Dataset excerpts:
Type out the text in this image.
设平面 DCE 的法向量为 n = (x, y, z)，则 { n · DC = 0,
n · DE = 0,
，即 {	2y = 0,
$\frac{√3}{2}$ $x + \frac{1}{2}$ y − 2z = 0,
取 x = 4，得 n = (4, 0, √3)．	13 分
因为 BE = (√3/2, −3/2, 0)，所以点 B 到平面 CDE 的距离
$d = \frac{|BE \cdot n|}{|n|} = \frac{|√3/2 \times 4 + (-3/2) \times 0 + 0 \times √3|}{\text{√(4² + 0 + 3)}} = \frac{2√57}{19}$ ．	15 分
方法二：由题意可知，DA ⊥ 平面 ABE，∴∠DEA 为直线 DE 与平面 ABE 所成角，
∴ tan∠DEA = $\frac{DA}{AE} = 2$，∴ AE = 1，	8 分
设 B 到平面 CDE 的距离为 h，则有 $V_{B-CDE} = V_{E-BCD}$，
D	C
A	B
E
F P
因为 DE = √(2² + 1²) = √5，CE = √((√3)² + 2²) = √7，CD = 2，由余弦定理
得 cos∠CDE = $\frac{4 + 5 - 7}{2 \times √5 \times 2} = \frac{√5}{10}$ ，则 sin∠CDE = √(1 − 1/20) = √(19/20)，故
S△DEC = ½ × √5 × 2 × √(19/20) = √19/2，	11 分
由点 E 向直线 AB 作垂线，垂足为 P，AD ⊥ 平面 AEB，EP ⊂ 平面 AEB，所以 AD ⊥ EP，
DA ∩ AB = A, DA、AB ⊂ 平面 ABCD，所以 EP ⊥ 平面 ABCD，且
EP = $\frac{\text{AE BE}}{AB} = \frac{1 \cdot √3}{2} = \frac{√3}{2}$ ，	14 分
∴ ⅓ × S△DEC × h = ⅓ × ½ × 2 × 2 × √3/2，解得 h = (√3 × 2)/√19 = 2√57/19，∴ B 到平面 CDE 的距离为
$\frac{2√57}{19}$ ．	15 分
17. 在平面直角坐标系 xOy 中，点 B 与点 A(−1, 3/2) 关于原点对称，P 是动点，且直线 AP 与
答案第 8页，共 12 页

* * *

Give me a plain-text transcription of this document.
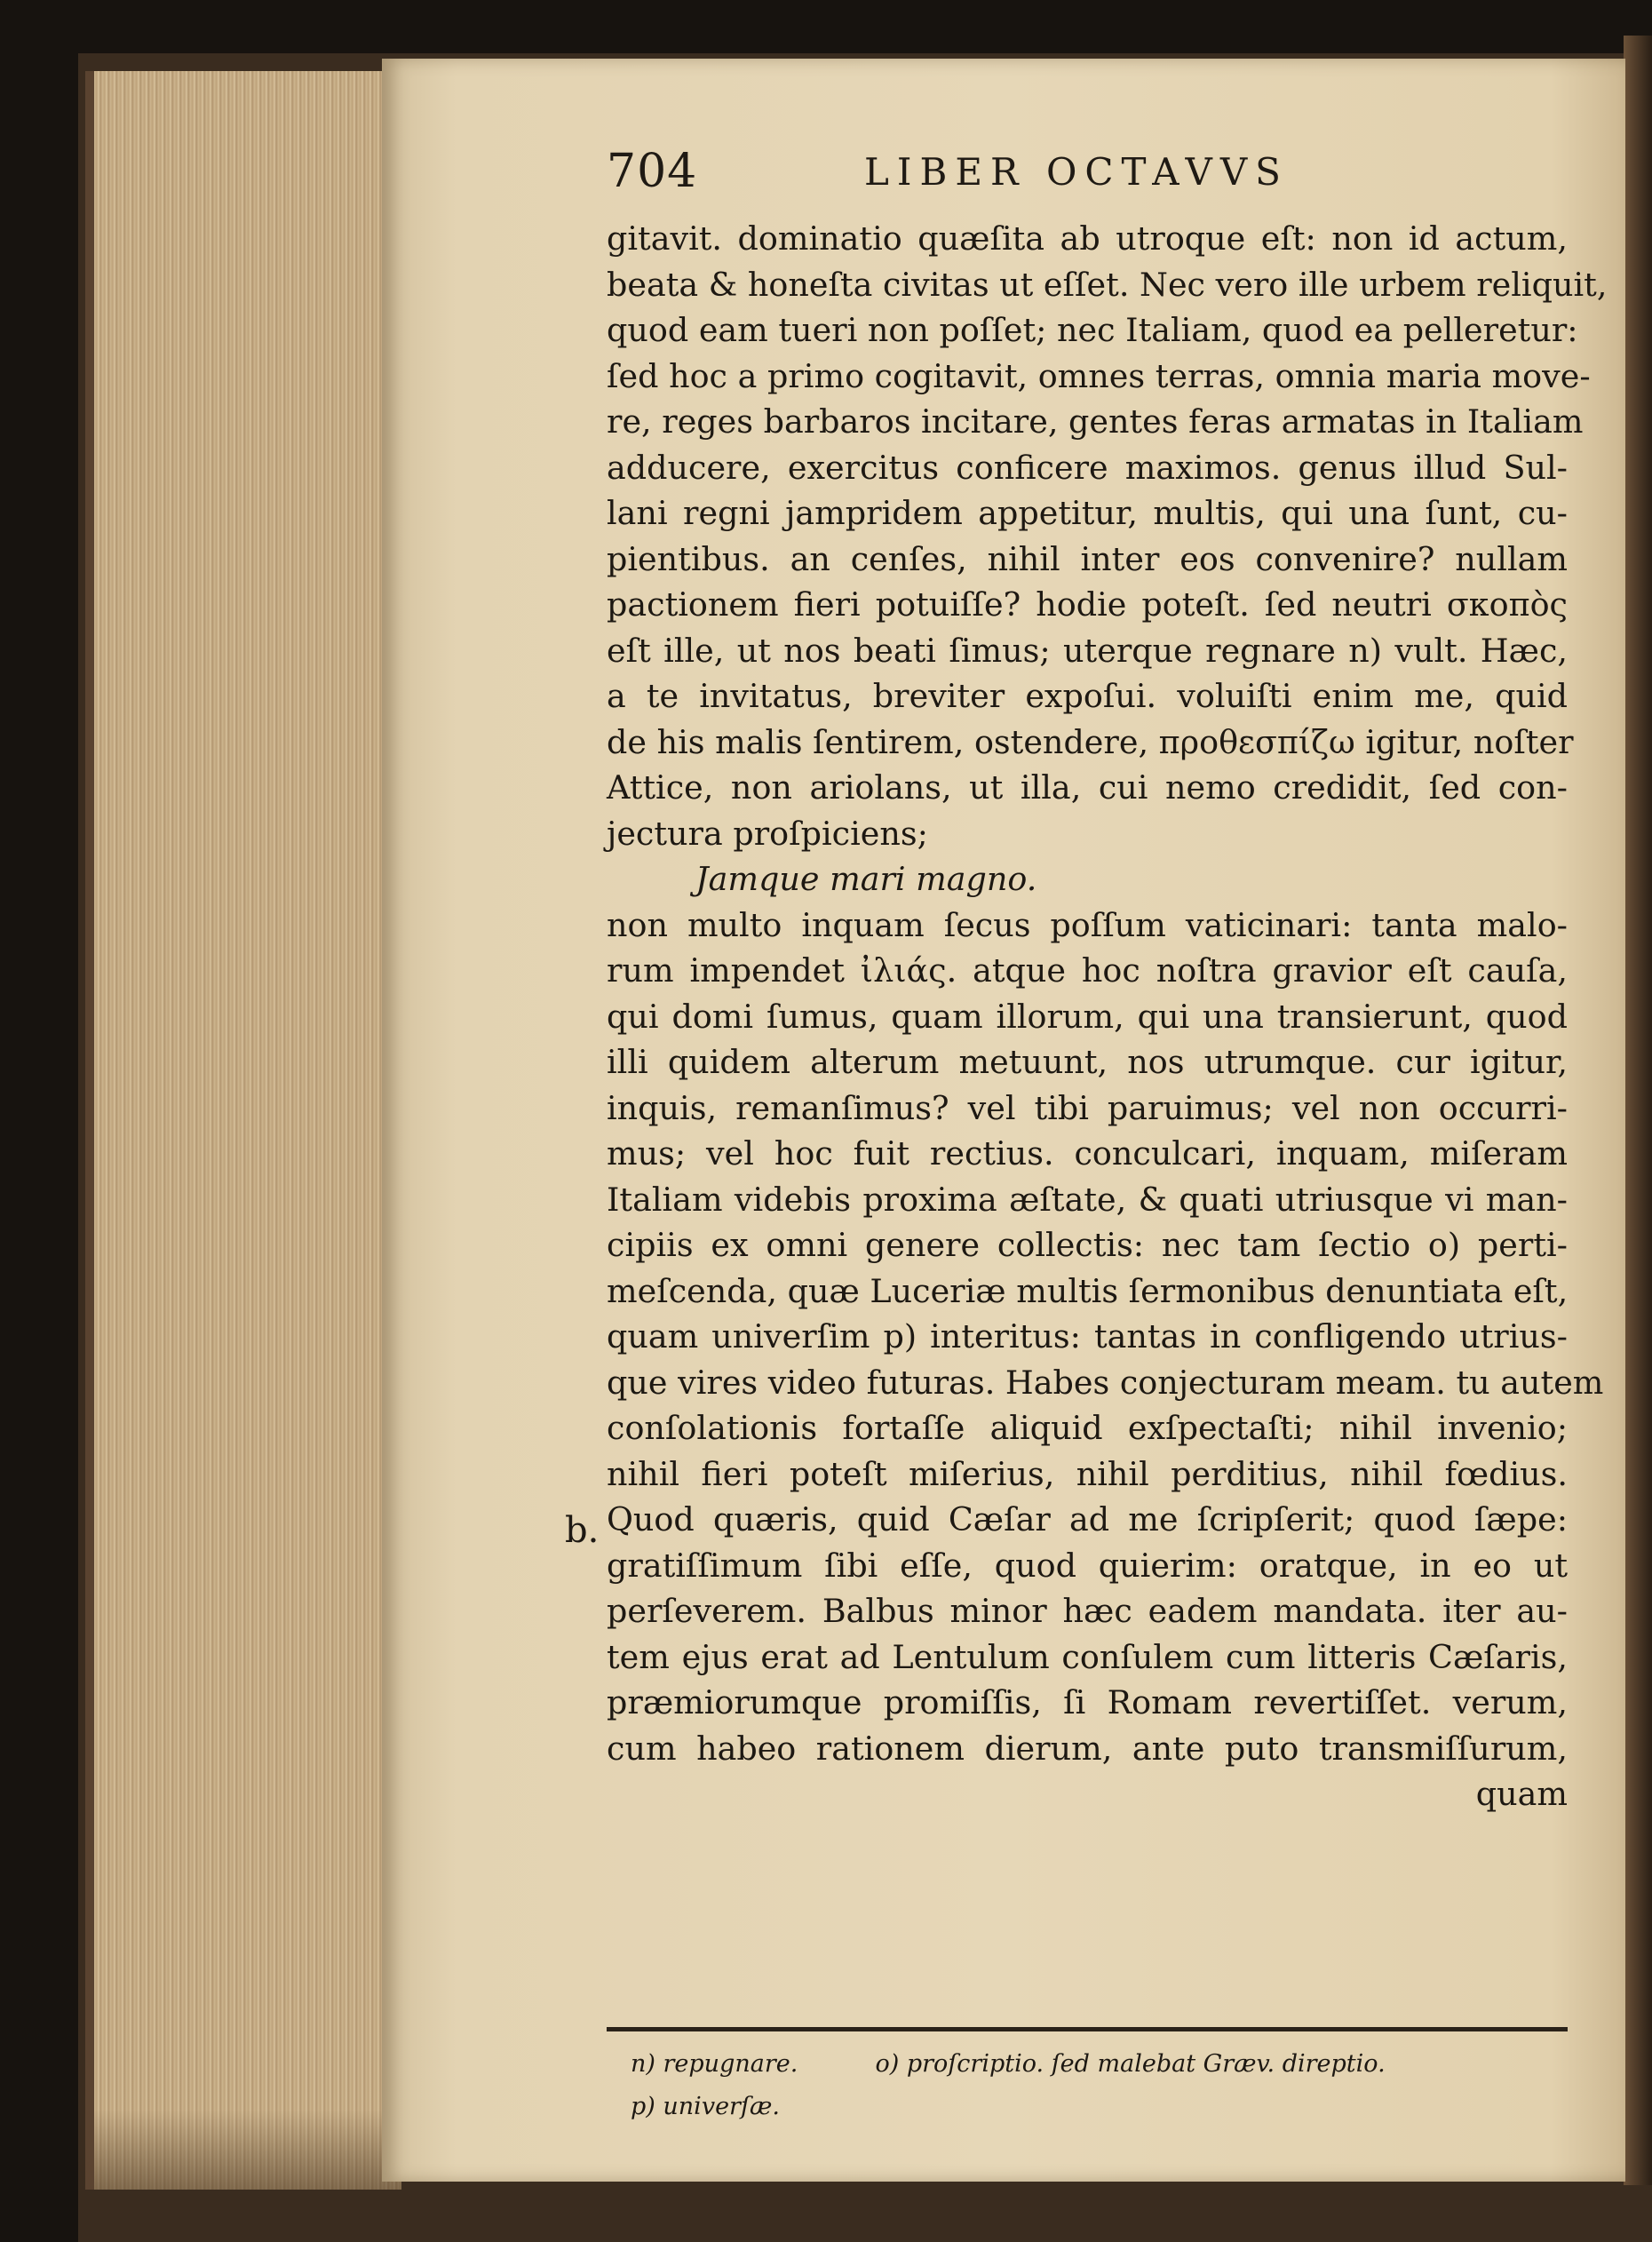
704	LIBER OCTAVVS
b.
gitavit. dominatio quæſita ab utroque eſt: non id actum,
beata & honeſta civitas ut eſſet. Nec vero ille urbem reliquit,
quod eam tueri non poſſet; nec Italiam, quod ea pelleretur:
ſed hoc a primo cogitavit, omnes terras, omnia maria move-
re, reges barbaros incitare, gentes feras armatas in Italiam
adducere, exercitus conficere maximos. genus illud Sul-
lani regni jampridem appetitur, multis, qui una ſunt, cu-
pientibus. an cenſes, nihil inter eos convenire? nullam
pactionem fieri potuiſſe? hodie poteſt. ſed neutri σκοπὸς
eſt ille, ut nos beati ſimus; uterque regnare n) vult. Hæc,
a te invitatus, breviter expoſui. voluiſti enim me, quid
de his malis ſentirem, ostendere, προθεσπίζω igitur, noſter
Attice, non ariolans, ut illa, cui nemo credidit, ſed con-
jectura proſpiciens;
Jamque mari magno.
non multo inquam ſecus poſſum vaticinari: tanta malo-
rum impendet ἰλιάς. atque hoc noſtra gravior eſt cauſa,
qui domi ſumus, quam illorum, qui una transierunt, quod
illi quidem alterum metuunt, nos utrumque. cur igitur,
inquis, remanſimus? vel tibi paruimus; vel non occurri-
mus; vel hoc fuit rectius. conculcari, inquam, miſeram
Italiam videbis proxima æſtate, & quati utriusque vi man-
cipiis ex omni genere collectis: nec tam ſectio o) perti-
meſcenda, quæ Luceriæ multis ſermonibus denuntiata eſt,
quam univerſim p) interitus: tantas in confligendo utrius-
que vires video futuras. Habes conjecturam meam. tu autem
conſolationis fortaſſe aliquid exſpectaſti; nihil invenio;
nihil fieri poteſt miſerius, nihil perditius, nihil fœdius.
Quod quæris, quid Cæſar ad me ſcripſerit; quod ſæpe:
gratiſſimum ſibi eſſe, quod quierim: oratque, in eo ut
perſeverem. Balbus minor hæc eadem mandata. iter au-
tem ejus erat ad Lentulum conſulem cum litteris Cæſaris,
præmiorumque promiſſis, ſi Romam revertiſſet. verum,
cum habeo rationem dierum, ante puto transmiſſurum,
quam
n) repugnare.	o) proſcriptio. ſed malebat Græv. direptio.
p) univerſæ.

Requirements: Search the records for the word "igitur" and copy every line where it occurs.

Solved problem:
de his malis ſentirem, ostendere, προθεσπίζω igitur, noſter
illi quidem alterum metuunt, nos utrumque. cur igitur,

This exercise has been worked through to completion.